• SET TASK
Every entry that follows should be repeated exactly; drop the images.

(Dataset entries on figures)
# # # # # # #

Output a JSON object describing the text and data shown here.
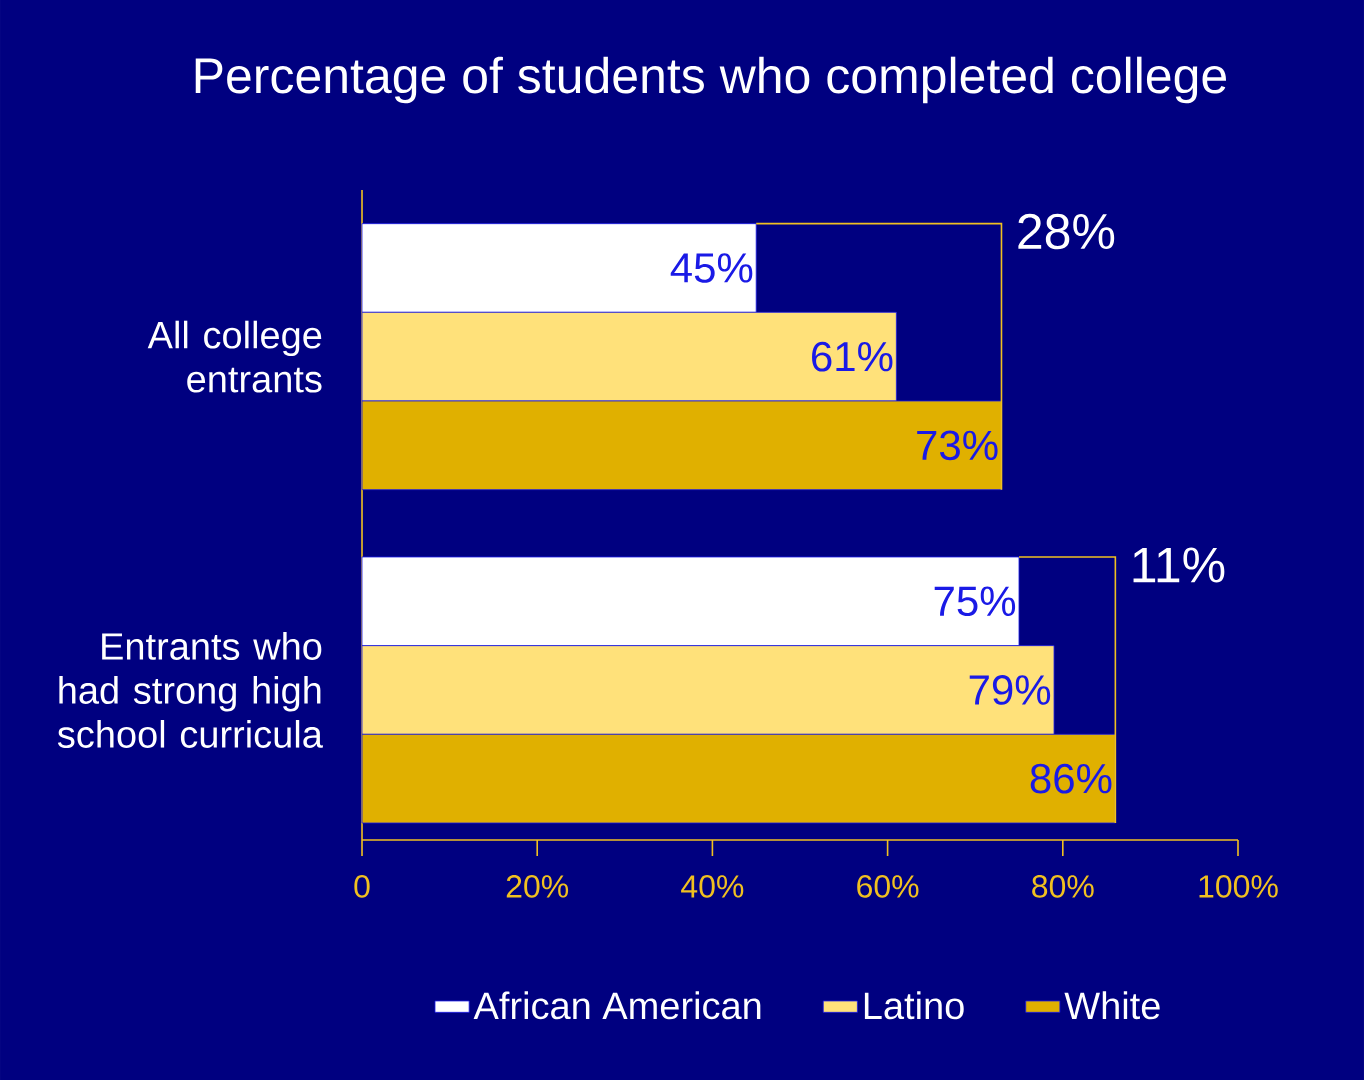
{
  "chart_data": {
    "type": "bar",
    "orientation": "horizontal",
    "title": "Percentage of students who completed college",
    "categories": [
      "All college entrants",
      "Entrants who had strong high school curricula"
    ],
    "series": [
      {
        "name": "African American",
        "color": "#ffffff",
        "values": [
          45,
          75
        ],
        "value_labels": [
          "45%",
          "75%"
        ]
      },
      {
        "name": "Latino",
        "color": "#ffe17a",
        "values": [
          61,
          79
        ],
        "value_labels": [
          "61%",
          "79%"
        ]
      },
      {
        "name": "White",
        "color": "#e0b000",
        "values": [
          73,
          86
        ],
        "value_labels": [
          "73%",
          "86%"
        ]
      }
    ],
    "xlim": [
      0,
      100
    ],
    "xticks": [
      0,
      {
        "value": 20,
        "label": "20%"
      },
      {
        "value": 40,
        "label": "40%"
      },
      {
        "value": 60,
        "label": "60%"
      },
      {
        "value": 80,
        "label": "80%"
      },
      {
        "value": 100,
        "label": "100%"
      }
    ],
    "annotations": [
      "28%",
      "11%"
    ],
    "grid": false,
    "legend": "bottom"
  }
}
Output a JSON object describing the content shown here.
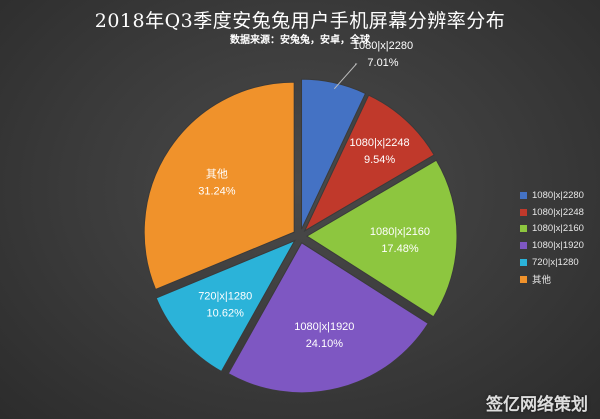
{
  "chart_data": {
    "type": "pie",
    "title": "2018年Q3季度安兔兔用户手机屏幕分辨率分布",
    "subtitle": "数据来源：安兔兔，安卓，全球",
    "categories": [
      "1080|x|2280",
      "1080|x|2248",
      "1080|x|2160",
      "1080|x|1920",
      "720|x|1280",
      "其他"
    ],
    "values": [
      7.01,
      9.54,
      17.48,
      24.1,
      10.62,
      31.24
    ],
    "value_labels": [
      "7.01%",
      "9.54%",
      "17.48%",
      "24.10%",
      "10.62%",
      "31.24%"
    ],
    "colors": [
      "#4472c4",
      "#c0392b",
      "#8dc63f",
      "#7e57c2",
      "#2bb3d9",
      "#f0922b"
    ],
    "legend_position": "right",
    "exploded": true
  },
  "watermark": "签亿网络策划"
}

# # # # # # #

• THE OUTPUT
Output a JSON object describing the text and data shown here.
{
  "chart_data": {
    "type": "bar",
    "orientation": "horizontal",
    "title": "Percentage of students who completed college",
    "categories": [
      "All college entrants",
      "Entrants who had strong high school curricula"
    ],
    "series": [
      {
        "name": "African American",
        "color": "#ffffff",
        "values": [
          45,
          75
        ],
        "value_labels": [
          "45%",
          "75%"
        ]
      },
      {
        "name": "Latino",
        "color": "#ffe17a",
        "values": [
          61,
          79
        ],
        "value_labels": [
          "61%",
          "79%"
        ]
      },
      {
        "name": "White",
        "color": "#e0b000",
        "values": [
          73,
          86
        ],
        "value_labels": [
          "73%",
          "86%"
        ]
      }
    ],
    "xlim": [
      0,
      100
    ],
    "xticks": [
      0,
      {
        "value": 20,
        "label": "20%"
      },
      {
        "value": 40,
        "label": "40%"
      },
      {
        "value": 60,
        "label": "60%"
      },
      {
        "value": 80,
        "label": "80%"
      },
      {
        "value": 100,
        "label": "100%"
      }
    ],
    "annotations": [
      "28%",
      "11%"
    ],
    "grid": false,
    "legend": "bottom"
  }
}
Output a JSON object describing the content shown here.
{
  "chart_data": {
    "type": "pie",
    "title": "2018年Q3季度安兔兔用户手机屏幕分辨率分布",
    "subtitle": "数据来源：安兔兔，安卓，全球",
    "categories": [
      "1080|x|2280",
      "1080|x|2248",
      "1080|x|2160",
      "1080|x|1920",
      "720|x|1280",
      "其他"
    ],
    "values": [
      7.01,
      9.54,
      17.48,
      24.1,
      10.62,
      31.24
    ],
    "value_labels": [
      "7.01%",
      "9.54%",
      "17.48%",
      "24.10%",
      "10.62%",
      "31.24%"
    ],
    "colors": [
      "#4472c4",
      "#c0392b",
      "#8dc63f",
      "#7e57c2",
      "#2bb3d9",
      "#f0922b"
    ],
    "legend_position": "right",
    "exploded": true
  },
  "watermark": "签亿网络策划"
}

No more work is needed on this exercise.